To do
Read the records and write them out again exactly.

Supplied entries
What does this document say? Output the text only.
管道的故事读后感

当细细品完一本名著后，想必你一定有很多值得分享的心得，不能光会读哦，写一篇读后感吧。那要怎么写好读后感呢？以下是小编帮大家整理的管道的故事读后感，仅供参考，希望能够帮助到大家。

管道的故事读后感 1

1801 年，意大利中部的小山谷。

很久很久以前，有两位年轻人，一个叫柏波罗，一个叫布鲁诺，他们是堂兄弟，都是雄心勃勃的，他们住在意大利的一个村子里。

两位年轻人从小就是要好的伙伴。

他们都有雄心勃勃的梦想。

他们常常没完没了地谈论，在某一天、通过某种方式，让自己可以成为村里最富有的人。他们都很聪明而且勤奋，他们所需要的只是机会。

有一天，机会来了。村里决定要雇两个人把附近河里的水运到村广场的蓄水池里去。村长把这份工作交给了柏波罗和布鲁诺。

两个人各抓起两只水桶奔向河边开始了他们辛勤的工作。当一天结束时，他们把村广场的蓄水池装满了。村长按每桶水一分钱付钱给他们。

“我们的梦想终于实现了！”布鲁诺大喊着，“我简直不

Final result
What does this document say? Output the text only.
管道的故事读后感

当细细品完一本名著后，想必你一定有很多值得分享的心得，不能光会读哦，写一篇读后感吧。那要怎么写好读后感呢？以下是小编帮大家整理的管道的故事读后感，仅供参考，希望能够帮助到大家。

管道的故事读后感 1

1801 年，意大利中部的小山谷。

很久很久以前，有两位年轻人，一个叫柏波罗，一个叫布鲁诺，他们是堂兄弟，都是雄心勃勃的，他们住在意大利的一个村子里。

两位年轻人从小就是要好的伙伴。

他们都有雄心勃勃的梦想。

他们常常没完没了地谈论，在某一天、通过某种方式，让自己可以成为村里最富有的人。他们都很聪明而且勤奋，他们所需要的只是机会。

有一天，机会来了。村里决定要雇两个人把附近河里的水运到村广场的蓄水池里去。村长把这份工作交给了柏波罗和布鲁诺。

两个人各抓起两只水桶奔向河边开始了他们辛勤的工作。当一天结束时，他们把村广场的蓄水池装满了。村长按每桶水一分钱付钱给他们。

“我们的梦想终于实现了！”布鲁诺大喊着，“我简直不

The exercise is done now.